Copy every line from the data below in which the string "全国网络安全标准化技术委员会" can be found.
::: EXTRACTED ENTRIES :::
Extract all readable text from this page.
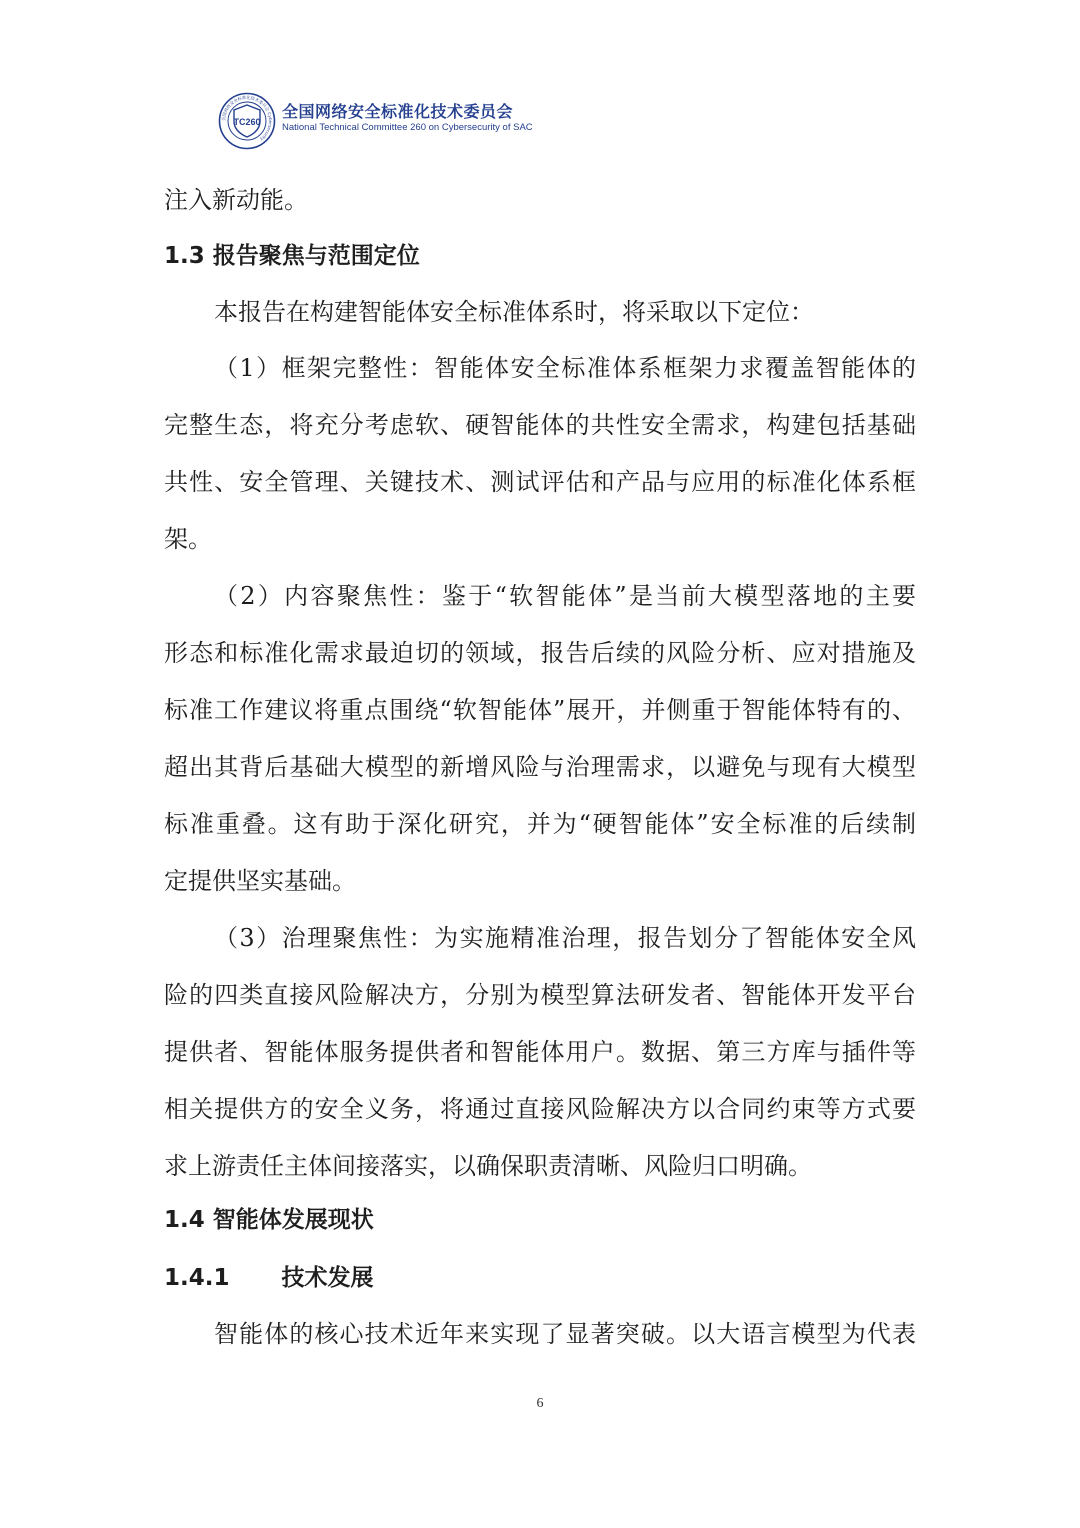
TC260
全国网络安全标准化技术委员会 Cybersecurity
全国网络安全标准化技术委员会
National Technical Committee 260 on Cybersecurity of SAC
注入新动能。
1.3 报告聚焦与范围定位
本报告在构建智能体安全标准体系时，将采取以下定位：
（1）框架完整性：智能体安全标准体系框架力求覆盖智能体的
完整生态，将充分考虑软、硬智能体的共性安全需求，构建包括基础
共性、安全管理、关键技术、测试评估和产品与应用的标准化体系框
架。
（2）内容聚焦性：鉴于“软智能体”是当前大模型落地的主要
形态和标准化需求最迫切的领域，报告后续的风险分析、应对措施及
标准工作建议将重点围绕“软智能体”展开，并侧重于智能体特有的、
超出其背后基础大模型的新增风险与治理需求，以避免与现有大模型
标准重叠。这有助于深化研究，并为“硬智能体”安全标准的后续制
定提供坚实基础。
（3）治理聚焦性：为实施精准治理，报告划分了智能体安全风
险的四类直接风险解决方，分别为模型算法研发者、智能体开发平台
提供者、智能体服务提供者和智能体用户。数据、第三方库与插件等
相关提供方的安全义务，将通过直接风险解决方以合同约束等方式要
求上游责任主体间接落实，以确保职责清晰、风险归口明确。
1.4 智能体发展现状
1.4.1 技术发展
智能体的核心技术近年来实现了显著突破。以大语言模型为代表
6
:::
TASK SOLUTION
全国网络安全标准化技术委员会 Cybersecurity
全国网络安全标准化技术委员会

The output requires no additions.